**Dataset rows**
# # # # # # #
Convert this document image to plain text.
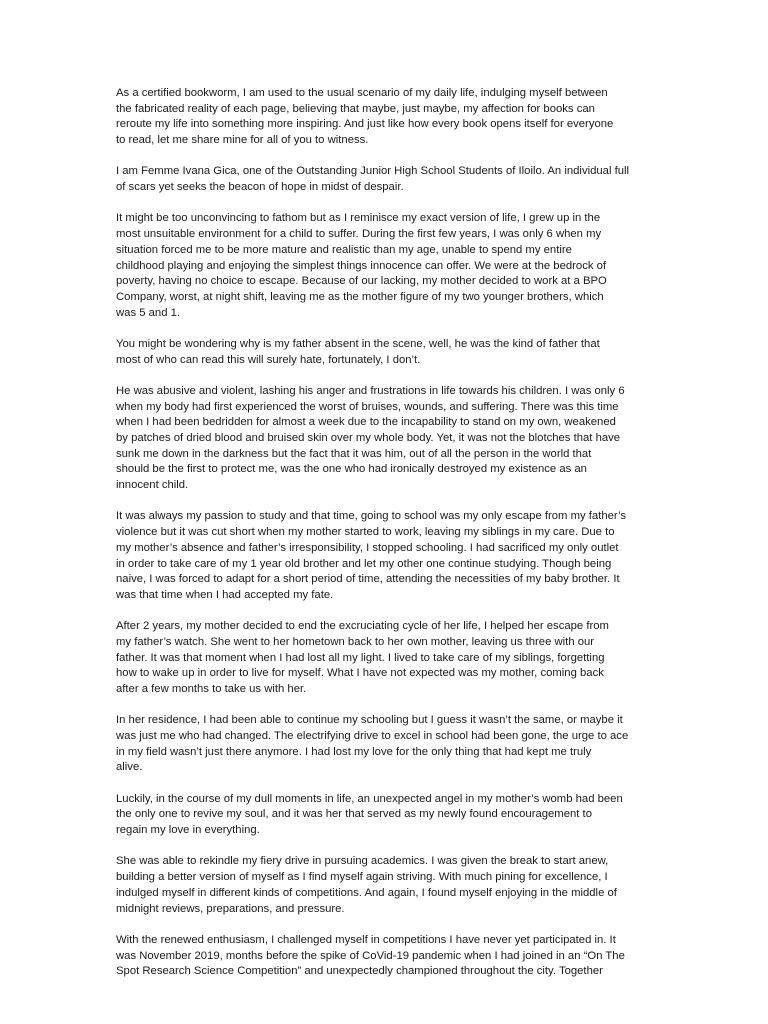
As a certified bookworm, I am used to the usual scenario of my daily life, indulging myself between
the fabricated reality of each page, believing that maybe, just maybe, my affection for books can
reroute my life into something more inspiring. And just like how every book opens itself for everyone
to read, let me share mine for all of you to witness.

I am Femme Ivana Gica, one of the Outstanding Junior High School Students of Iloilo. An individual full
of scars yet seeks the beacon of hope in midst of despair.

It might be too unconvincing to fathom but as I reminisce my exact version of life, I grew up in the
most unsuitable environment for a child to suffer. During the first few years, I was only 6 when my
situation forced me to be more mature and realistic than my age, unable to spend my entire
childhood playing and enjoying the simplest things innocence can offer. We were at the bedrock of
poverty, having no choice to escape. Because of our lacking, my mother decided to work at a BPO
Company, worst, at night shift, leaving me as the mother figure of my two younger brothers, which
was 5 and 1.

You might be wondering why is my father absent in the scene, well, he was the kind of father that
most of who can read this will surely hate, fortunately, I don’t.

He was abusive and violent, lashing his anger and frustrations in life towards his children. I was only 6
when my body had first experienced the worst of bruises, wounds, and suffering. There was this time
when I had been bedridden for almost a week due to the incapability to stand on my own, weakened
by patches of dried blood and bruised skin over my whole body. Yet, it was not the blotches that have
sunk me down in the darkness but the fact that it was him, out of all the person in the world that
should be the first to protect me, was the one who had ironically destroyed my existence as an
innocent child.

It was always my passion to study and that time, going to school was my only escape from my father’s
violence but it was cut short when my mother started to work, leaving my siblings in my care. Due to
my mother’s absence and father’s irresponsibility, I stopped schooling. I had sacrificed my only outlet
in order to take care of my 1 year old brother and let my other one continue studying. Though being
naive, I was forced to adapt for a short period of time, attending the necessities of my baby brother. It
was that time when I had accepted my fate.

After 2 years, my mother decided to end the excruciating cycle of her life, I helped her escape from
my father’s watch. She went to her hometown back to her own mother, leaving us three with our
father. It was that moment when I had lost all my light. I lived to take care of my siblings, forgetting
how to wake up in order to live for myself. What I have not expected was my mother, coming back
after a few months to take us with her.

In her residence, I had been able to continue my schooling but I guess it wasn’t the same, or maybe it
was just me who had changed. The electrifying drive to excel in school had been gone, the urge to ace
in my field wasn’t just there anymore. I had lost my love for the only thing that had kept me truly
alive.

Luckily, in the course of my dull moments in life, an unexpected angel in my mother’s womb had been
the only one to revive my soul, and it was her that served as my newly found encouragement to
regain my love in everything.

She was able to rekindle my fiery drive in pursuing academics. I was given the break to start anew,
building a better version of myself as I find myself again striving. With much pining for excellence, I
indulged myself in different kinds of competitions. And again, I found myself enjoying in the middle of
midnight reviews, preparations, and pressure.

With the renewed enthusiasm, I challenged myself in competitions I have never yet participated in. It
was November 2019, months before the spike of CoVid-19 pandemic when I had joined in an “On The
Spot Research Science Competition” and unexpectedly championed throughout the city. Together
# # # # # # #
**Required work**
The word "version" may appear on some lines. Report how many lines hold it, giving the number alone.

**The output**
2